**Aim:**
Type out the complete listing below word for word, without its pictures.

>>>>>

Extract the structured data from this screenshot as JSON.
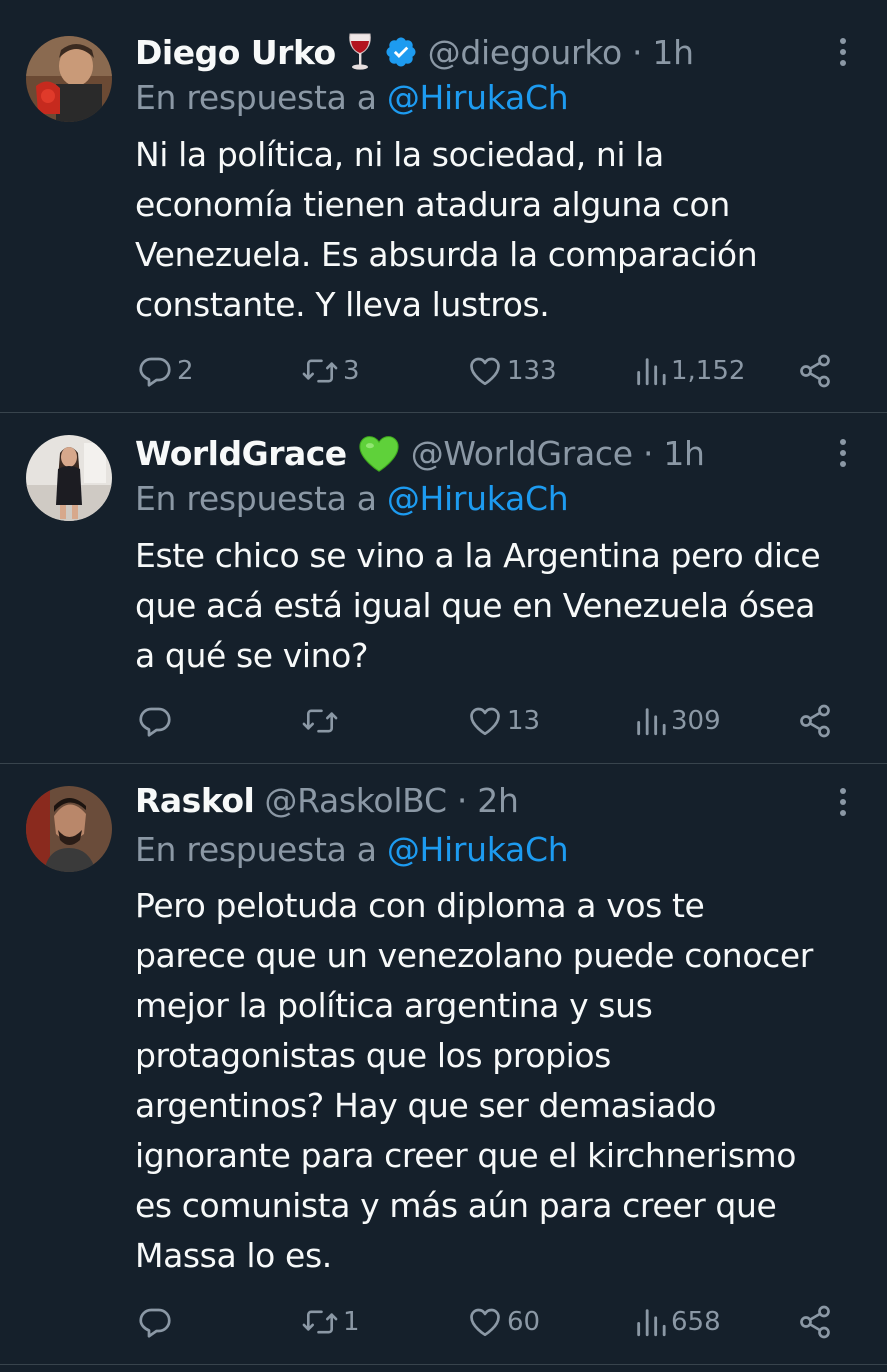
{
  "colors": {
    "background": "#15202b",
    "text": "#f7f9f9",
    "secondary": "#8b98a5",
    "accent": "#1d9bf0",
    "divider": "#38444d"
  },
  "tweets": [
    {
      "name": "Diego Urko",
      "badges": [
        "wine-glass-emoji",
        "verified-badge-icon"
      ],
      "handle_time": "@diegourko · 1h",
      "reply_prefix": "En respuesta a",
      "reply_to": "@HirukaCh",
      "lines": [
        "Ni la política, ni la sociedad, ni la",
        "economía tienen atadura alguna con",
        "Venezuela. Es absurda la comparación",
        "constante. Y lleva lustros."
      ],
      "stats": {
        "replies": "2",
        "retweets": "3",
        "likes": "133",
        "views": "1,152"
      }
    },
    {
      "name": "WorldGrace",
      "badges": [
        "green-heart-emoji"
      ],
      "handle_time": "@WorldGrace · 1h",
      "reply_prefix": "En respuesta a",
      "reply_to": "@HirukaCh",
      "lines": [
        "Este chico se vino a la Argentina pero dice",
        "que acá está igual que en Venezuela ósea",
        "a qué se vino?"
      ],
      "stats": {
        "replies": "",
        "retweets": "",
        "likes": "13",
        "views": "309"
      }
    },
    {
      "name": "Raskol",
      "badges": [],
      "handle_time": "@RaskolBC · 2h",
      "reply_prefix": "En respuesta a",
      "reply_to": "@HirukaCh",
      "lines": [
        "Pero pelotuda con diploma a vos te",
        "parece que un venezolano puede conocer",
        "mejor la política argentina y sus",
        "protagonistas que los propios",
        "argentinos? Hay que ser demasiado",
        "ignorante para creer que el kirchnerismo",
        "es comunista y más aún para creer que",
        "Massa lo es."
      ],
      "stats": {
        "replies": "",
        "retweets": "1",
        "likes": "60",
        "views": "658"
      }
    }
  ]
}
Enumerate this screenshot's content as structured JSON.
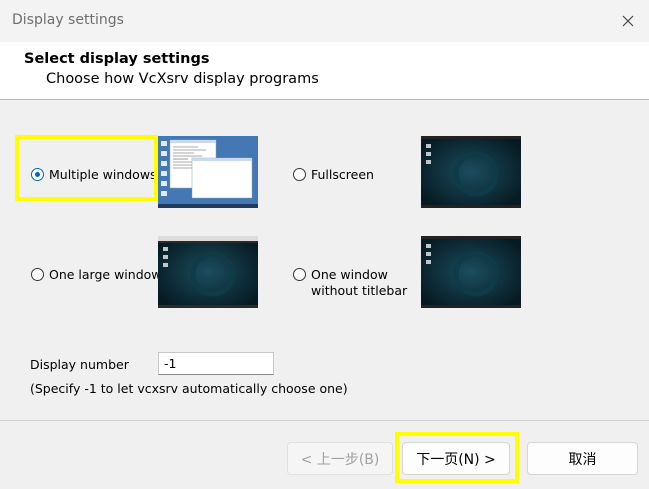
{
  "window": {
    "title": "Display settings",
    "close_icon": "close-icon"
  },
  "header": {
    "title": "Select display settings",
    "subtitle": "Choose how VcXsrv display programs"
  },
  "options": [
    {
      "id": "multiple",
      "label": "Multiple windows",
      "checked": true
    },
    {
      "id": "fullscreen",
      "label": "Fullscreen",
      "checked": false
    },
    {
      "id": "onelarge",
      "label": "One large window",
      "checked": false
    },
    {
      "id": "notitle",
      "label_line1": "One window",
      "label_line2": "without titlebar",
      "checked": false
    }
  ],
  "display_number": {
    "label": "Display number",
    "value": "-1",
    "hint": "(Specify -1 to let vcxsrv automatically choose one)"
  },
  "buttons": {
    "back": "< 上一步(B)",
    "next": "下一页(N) >",
    "cancel": "取消"
  },
  "colors": {
    "accent": "#0067c0",
    "highlight": "#ffff00",
    "thumb_bg": "#0a2a35"
  }
}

<<<<<

**Correct output:**
Extract the structured data from this screenshot as JSON.
{
  "colors": {
    "background": "#15202b",
    "text": "#f7f9f9",
    "secondary": "#8b98a5",
    "accent": "#1d9bf0",
    "divider": "#38444d"
  },
  "tweets": [
    {
      "name": "Diego Urko",
      "badges": [
        "wine-glass-emoji",
        "verified-badge-icon"
      ],
      "handle_time": "@diegourko · 1h",
      "reply_prefix": "En respuesta a",
      "reply_to": "@HirukaCh",
      "lines": [
        "Ni la política, ni la sociedad, ni la",
        "economía tienen atadura alguna con",
        "Venezuela. Es absurda la comparación",
        "constante. Y lleva lustros."
      ],
      "stats": {
        "replies": "2",
        "retweets": "3",
        "likes": "133",
        "views": "1,152"
      }
    },
    {
      "name": "WorldGrace",
      "badges": [
        "green-heart-emoji"
      ],
      "handle_time": "@WorldGrace · 1h",
      "reply_prefix": "En respuesta a",
      "reply_to": "@HirukaCh",
      "lines": [
        "Este chico se vino a la Argentina pero dice",
        "que acá está igual que en Venezuela ósea",
        "a qué se vino?"
      ],
      "stats": {
        "replies": "",
        "retweets": "",
        "likes": "13",
        "views": "309"
      }
    },
    {
      "name": "Raskol",
      "badges": [],
      "handle_time": "@RaskolBC · 2h",
      "reply_prefix": "En respuesta a",
      "reply_to": "@HirukaCh",
      "lines": [
        "Pero pelotuda con diploma a vos te",
        "parece que un venezolano puede conocer",
        "mejor la política argentina y sus",
        "protagonistas que los propios",
        "argentinos? Hay que ser demasiado",
        "ignorante para creer que el kirchnerismo",
        "es comunista y más aún para creer que",
        "Massa lo es."
      ],
      "stats": {
        "replies": "",
        "retweets": "1",
        "likes": "60",
        "views": "658"
      }
    }
  ]
}
Enumerate this screenshot's content as structured JSON.
{
  "window": {
    "title": "Display settings",
    "close_icon": "close-icon"
  },
  "header": {
    "title": "Select display settings",
    "subtitle": "Choose how VcXsrv display programs"
  },
  "options": [
    {
      "id": "multiple",
      "label": "Multiple windows",
      "checked": true
    },
    {
      "id": "fullscreen",
      "label": "Fullscreen",
      "checked": false
    },
    {
      "id": "onelarge",
      "label": "One large window",
      "checked": false
    },
    {
      "id": "notitle",
      "label_line1": "One window",
      "label_line2": "without titlebar",
      "checked": false
    }
  ],
  "display_number": {
    "label": "Display number",
    "value": "-1",
    "hint": "(Specify -1 to let vcxsrv automatically choose one)"
  },
  "buttons": {
    "back": "< 上一步(B)",
    "next": "下一页(N) >",
    "cancel": "取消"
  },
  "colors": {
    "accent": "#0067c0",
    "highlight": "#ffff00",
    "thumb_bg": "#0a2a35"
  }
}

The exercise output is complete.